## SET TASK
In the listing below, identify each line with the word "posta" and return those lines.

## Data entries
/---
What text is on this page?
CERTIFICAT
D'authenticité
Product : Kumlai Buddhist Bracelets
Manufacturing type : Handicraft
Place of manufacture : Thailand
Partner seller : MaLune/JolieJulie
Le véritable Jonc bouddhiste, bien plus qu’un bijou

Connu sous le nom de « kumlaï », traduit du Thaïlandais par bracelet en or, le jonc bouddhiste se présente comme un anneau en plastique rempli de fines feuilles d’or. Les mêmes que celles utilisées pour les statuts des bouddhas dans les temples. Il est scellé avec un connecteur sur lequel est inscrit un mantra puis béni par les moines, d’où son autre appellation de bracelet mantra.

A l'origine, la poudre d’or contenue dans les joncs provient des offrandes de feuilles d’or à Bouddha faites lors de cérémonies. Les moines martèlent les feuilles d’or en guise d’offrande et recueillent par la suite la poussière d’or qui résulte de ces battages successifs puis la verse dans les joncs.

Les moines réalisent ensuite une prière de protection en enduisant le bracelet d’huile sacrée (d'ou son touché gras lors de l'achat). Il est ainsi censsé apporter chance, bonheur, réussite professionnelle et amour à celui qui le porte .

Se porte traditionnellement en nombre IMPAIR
\---
/---
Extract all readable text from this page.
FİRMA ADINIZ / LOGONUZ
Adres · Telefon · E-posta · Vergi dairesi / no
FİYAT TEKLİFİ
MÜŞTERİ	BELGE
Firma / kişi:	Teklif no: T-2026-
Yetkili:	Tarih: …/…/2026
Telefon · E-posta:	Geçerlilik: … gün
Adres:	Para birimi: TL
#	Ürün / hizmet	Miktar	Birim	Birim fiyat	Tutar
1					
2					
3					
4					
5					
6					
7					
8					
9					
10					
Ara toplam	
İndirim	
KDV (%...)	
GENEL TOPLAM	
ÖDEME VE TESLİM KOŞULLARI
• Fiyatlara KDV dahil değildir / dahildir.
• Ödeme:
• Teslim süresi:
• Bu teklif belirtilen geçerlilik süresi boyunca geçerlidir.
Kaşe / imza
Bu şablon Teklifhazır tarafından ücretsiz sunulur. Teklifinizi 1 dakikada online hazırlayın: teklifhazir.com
\---
/---
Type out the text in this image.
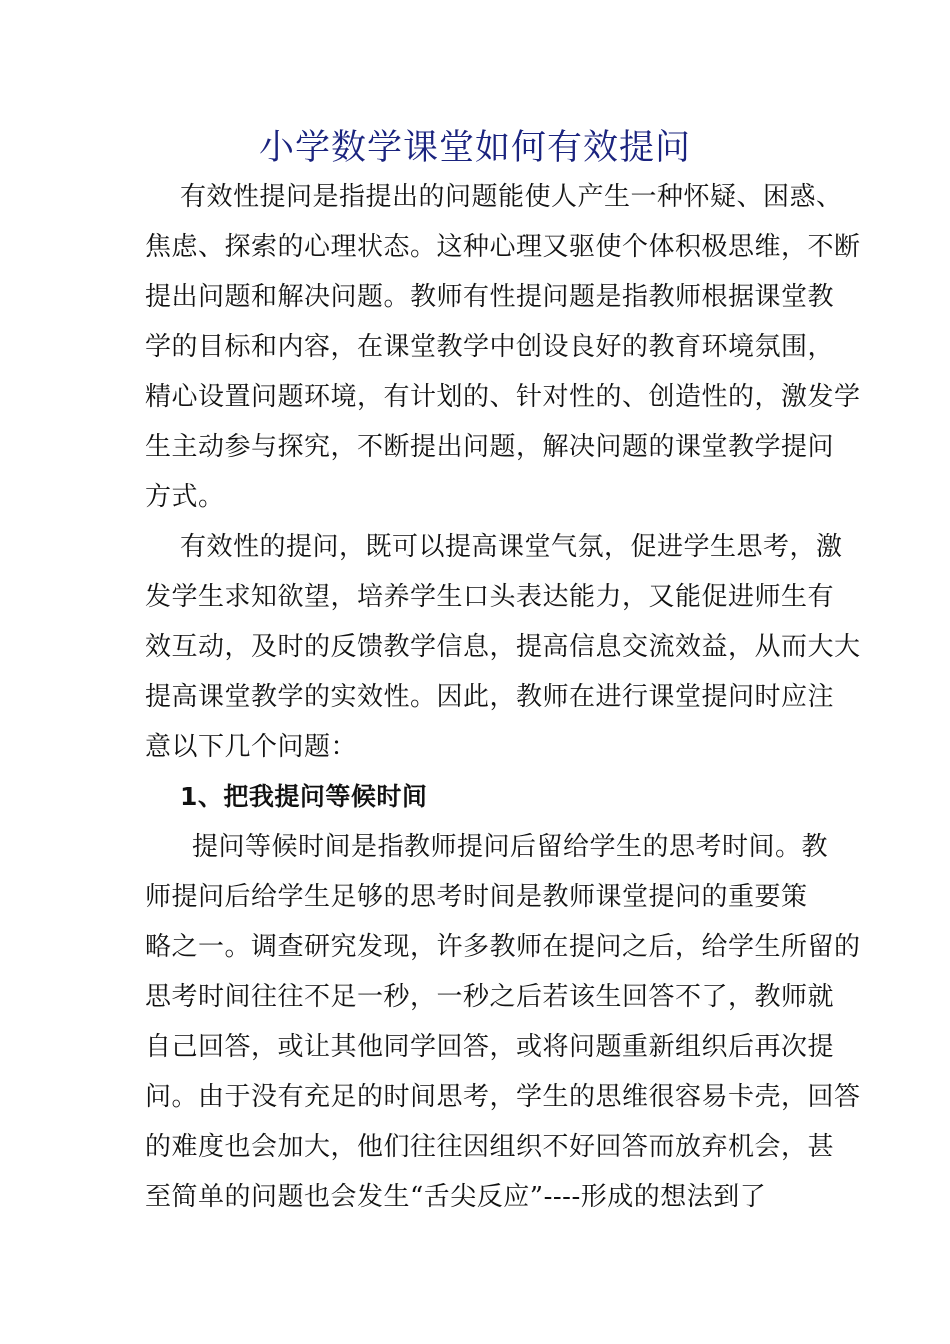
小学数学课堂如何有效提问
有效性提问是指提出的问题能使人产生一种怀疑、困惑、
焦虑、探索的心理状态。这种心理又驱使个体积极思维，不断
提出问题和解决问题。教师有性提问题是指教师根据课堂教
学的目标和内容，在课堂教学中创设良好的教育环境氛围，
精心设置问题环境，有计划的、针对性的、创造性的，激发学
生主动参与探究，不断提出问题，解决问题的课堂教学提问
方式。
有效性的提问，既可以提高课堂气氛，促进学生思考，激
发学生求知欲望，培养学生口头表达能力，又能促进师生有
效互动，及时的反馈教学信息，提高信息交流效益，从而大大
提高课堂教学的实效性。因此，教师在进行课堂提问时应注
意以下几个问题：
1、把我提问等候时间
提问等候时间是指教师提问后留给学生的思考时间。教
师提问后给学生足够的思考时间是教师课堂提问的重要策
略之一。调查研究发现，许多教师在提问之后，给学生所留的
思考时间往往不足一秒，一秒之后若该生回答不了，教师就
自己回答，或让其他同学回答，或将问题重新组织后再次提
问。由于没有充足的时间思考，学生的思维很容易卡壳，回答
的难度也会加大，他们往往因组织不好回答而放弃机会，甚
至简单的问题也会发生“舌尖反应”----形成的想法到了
\---
## TASK RESPONSE
Adres · Telefon · E-posta · Vergi dairesi / no
Telefon · E-posta:	Geçerlilik: … gün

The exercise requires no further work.